Your goal:
Without the pictures, reproduce the records that follow exactly.

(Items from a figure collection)
※

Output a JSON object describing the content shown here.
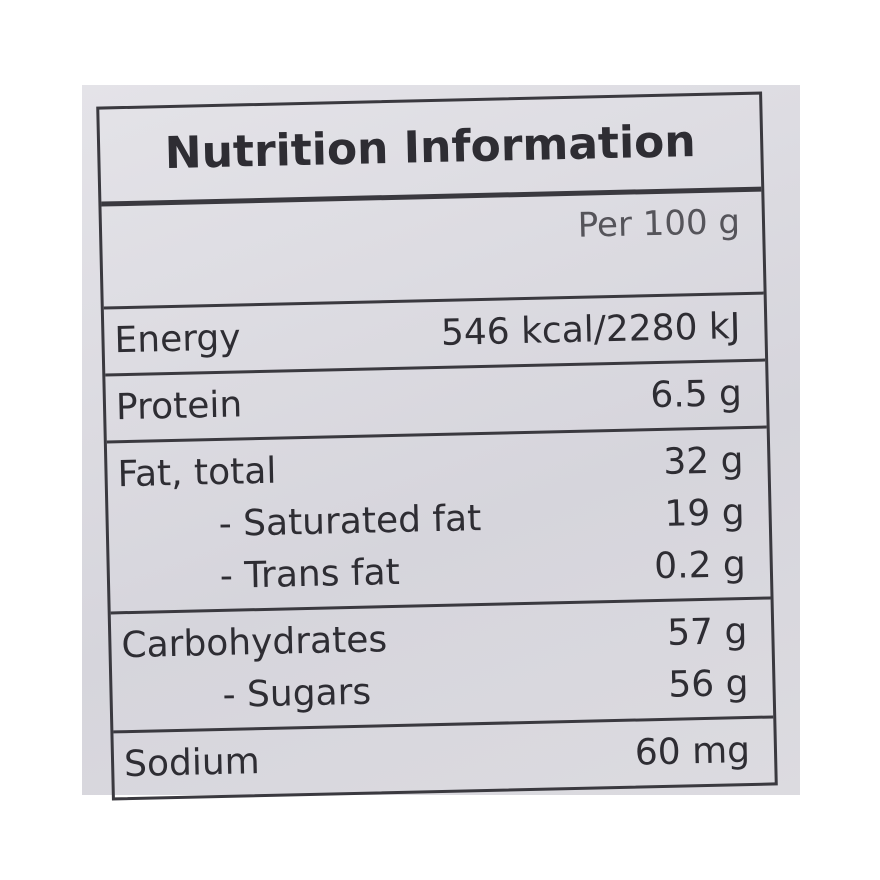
{
  "title": "Nutrition Information",
  "basis": "Per 100 g",
  "sections": [
    {
      "rows": [
        {
          "label": "Energy",
          "value": "546 kcal/2280 kJ"
        }
      ]
    },
    {
      "rows": [
        {
          "label": "Protein",
          "value": "6.5 g"
        }
      ]
    },
    {
      "rows": [
        {
          "label": "Fat, total",
          "value": "32 g"
        },
        {
          "label": "- Saturated fat",
          "value": "19 g",
          "sub": true
        },
        {
          "label": "- Trans fat",
          "value": "0.2 g",
          "sub": true
        }
      ]
    },
    {
      "rows": [
        {
          "label": "Carbohydrates",
          "value": "57 g"
        },
        {
          "label": "- Sugars",
          "value": "56 g",
          "sub": true
        }
      ]
    },
    {
      "rows": [
        {
          "label": "Sodium",
          "value": "60 mg"
        }
      ]
    }
  ]
}
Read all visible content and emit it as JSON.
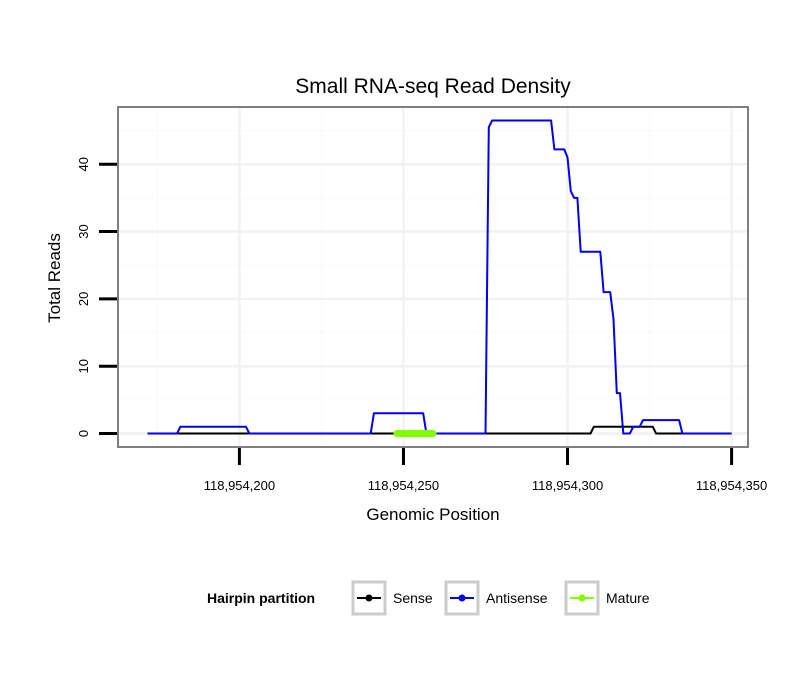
{
  "chart_data": {
    "type": "line",
    "title": "Small RNA-seq Read Density",
    "xlabel": "Genomic Position",
    "ylabel": "Total Reads",
    "xlim": [
      118954163,
      118954355
    ],
    "ylim": [
      -2,
      48.5
    ],
    "x_ticks": [
      118954200,
      118954250,
      118954300,
      118954350
    ],
    "x_tick_labels": [
      "118,954,200",
      "118,954,250",
      "118,954,300",
      "118,954,350"
    ],
    "y_ticks": [
      0,
      10,
      20,
      30,
      40
    ],
    "y_tick_labels": [
      "0",
      "10",
      "20",
      "30",
      "40"
    ],
    "grid": true,
    "legend": {
      "title": "Hairpin partition",
      "position": "bottom",
      "entries": [
        "Sense",
        "Antisense",
        "Mature"
      ]
    },
    "series": [
      {
        "name": "Sense",
        "color": "#000000",
        "width": 2,
        "points": [
          [
            118954172,
            0
          ],
          [
            118954307,
            0
          ],
          [
            118954308,
            1
          ],
          [
            118954326,
            1
          ],
          [
            118954327,
            0
          ],
          [
            118954350,
            0
          ]
        ]
      },
      {
        "name": "Antisense",
        "color": "#0000ee",
        "width": 2,
        "points": [
          [
            118954172,
            0
          ],
          [
            118954181,
            0
          ],
          [
            118954182,
            1
          ],
          [
            118954202,
            1
          ],
          [
            118954203,
            0
          ],
          [
            118954240,
            0
          ],
          [
            118954241,
            3
          ],
          [
            118954256,
            3
          ],
          [
            118954257,
            0
          ],
          [
            118954275,
            0
          ],
          [
            118954276,
            45.5
          ],
          [
            118954277,
            46.5
          ],
          [
            118954295,
            46.5
          ],
          [
            118954296,
            42.2
          ],
          [
            118954299,
            42.2
          ],
          [
            118954300,
            41
          ],
          [
            118954301,
            36
          ],
          [
            118954302,
            35
          ],
          [
            118954303,
            35
          ],
          [
            118954304,
            27
          ],
          [
            118954310,
            27
          ],
          [
            118954311,
            21
          ],
          [
            118954313,
            21
          ],
          [
            118954314,
            17
          ],
          [
            118954315,
            6
          ],
          [
            118954316,
            6
          ],
          [
            118954317,
            0
          ],
          [
            118954319,
            0
          ],
          [
            118954320,
            1
          ],
          [
            118954322,
            1
          ],
          [
            118954323,
            2
          ],
          [
            118954334,
            2
          ],
          [
            118954335,
            0
          ],
          [
            118954350,
            0
          ]
        ]
      },
      {
        "name": "Mature",
        "color": "#7fff00",
        "width": 7,
        "points": [
          [
            118954248,
            0
          ],
          [
            118954259,
            0
          ]
        ]
      }
    ]
  }
}
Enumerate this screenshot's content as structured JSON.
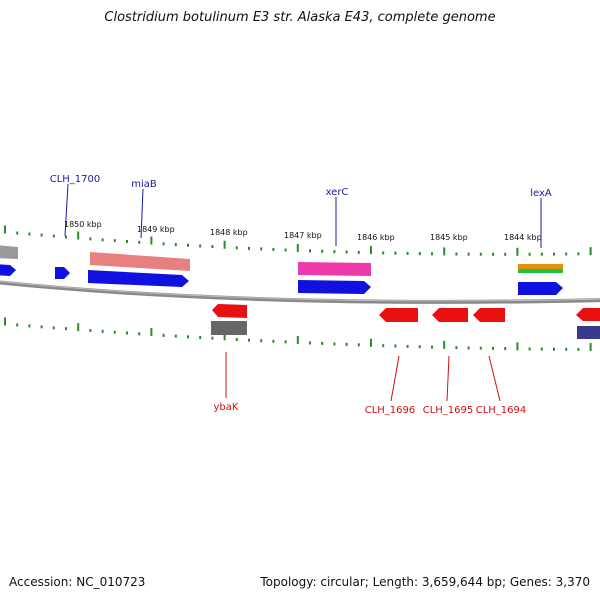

※

The completed task:
Output a JSON object describing the content shown here.
{
  "title": "Nutrition Information",
  "basis": "Per 100 g",
  "sections": [
    {
      "rows": [
        {
          "label": "Energy",
          "value": "546 kcal/2280 kJ"
        }
      ]
    },
    {
      "rows": [
        {
          "label": "Protein",
          "value": "6.5 g"
        }
      ]
    },
    {
      "rows": [
        {
          "label": "Fat, total",
          "value": "32 g"
        },
        {
          "label": "- Saturated fat",
          "value": "19 g",
          "sub": true
        },
        {
          "label": "- Trans fat",
          "value": "0.2 g",
          "sub": true
        }
      ]
    },
    {
      "rows": [
        {
          "label": "Carbohydrates",
          "value": "57 g"
        },
        {
          "label": "- Sugars",
          "value": "56 g",
          "sub": true
        }
      ]
    },
    {
      "rows": [
        {
          "label": "Sodium",
          "value": "60 mg"
        }
      ]
    }
  ]
}
Read all visible content and emit it as JSON.
{
  "chart_data": {
    "type": "line",
    "title": "Small RNA-seq Read Density",
    "xlabel": "Genomic Position",
    "ylabel": "Total Reads",
    "xlim": [
      118954163,
      118954355
    ],
    "ylim": [
      -2,
      48.5
    ],
    "x_ticks": [
      118954200,
      118954250,
      118954300,
      118954350
    ],
    "x_tick_labels": [
      "118,954,200",
      "118,954,250",
      "118,954,300",
      "118,954,350"
    ],
    "y_ticks": [
      0,
      10,
      20,
      30,
      40
    ],
    "y_tick_labels": [
      "0",
      "10",
      "20",
      "30",
      "40"
    ],
    "grid": true,
    "legend": {
      "title": "Hairpin partition",
      "position": "bottom",
      "entries": [
        "Sense",
        "Antisense",
        "Mature"
      ]
    },
    "series": [
      {
        "name": "Sense",
        "color": "#000000",
        "width": 2,
        "points": [
          [
            118954172,
            0
          ],
          [
            118954307,
            0
          ],
          [
            118954308,
            1
          ],
          [
            118954326,
            1
          ],
          [
            118954327,
            0
          ],
          [
            118954350,
            0
          ]
        ]
      },
      {
        "name": "Antisense",
        "color": "#0000ee",
        "width": 2,
        "points": [
          [
            118954172,
            0
          ],
          [
            118954181,
            0
          ],
          [
            118954182,
            1
          ],
          [
            118954202,
            1
          ],
          [
            118954203,
            0
          ],
          [
            118954240,
            0
          ],
          [
            118954241,
            3
          ],
          [
            118954256,
            3
          ],
          [
            118954257,
            0
          ],
          [
            118954275,
            0
          ],
          [
            118954276,
            45.5
          ],
          [
            118954277,
            46.5
          ],
          [
            118954295,
            46.5
          ],
          [
            118954296,
            42.2
          ],
          [
            118954299,
            42.2
          ],
          [
            118954300,
            41
          ],
          [
            118954301,
            36
          ],
          [
            118954302,
            35
          ],
          [
            118954303,
            35
          ],
          [
            118954304,
            27
          ],
          [
            118954310,
            27
          ],
          [
            118954311,
            21
          ],
          [
            118954313,
            21
          ],
          [
            118954314,
            17
          ],
          [
            118954315,
            6
          ],
          [
            118954316,
            6
          ],
          [
            118954317,
            0
          ],
          [
            118954319,
            0
          ],
          [
            118954320,
            1
          ],
          [
            118954322,
            1
          ],
          [
            118954323,
            2
          ],
          [
            118954334,
            2
          ],
          [
            118954335,
            0
          ],
          [
            118954350,
            0
          ]
        ]
      },
      {
        "name": "Mature",
        "color": "#7fff00",
        "width": 7,
        "points": [
          [
            118954248,
            0
          ],
          [
            118954259,
            0
          ]
        ]
      }
    ]
  }
}
Enumerate this screenshot's content as structured JSON.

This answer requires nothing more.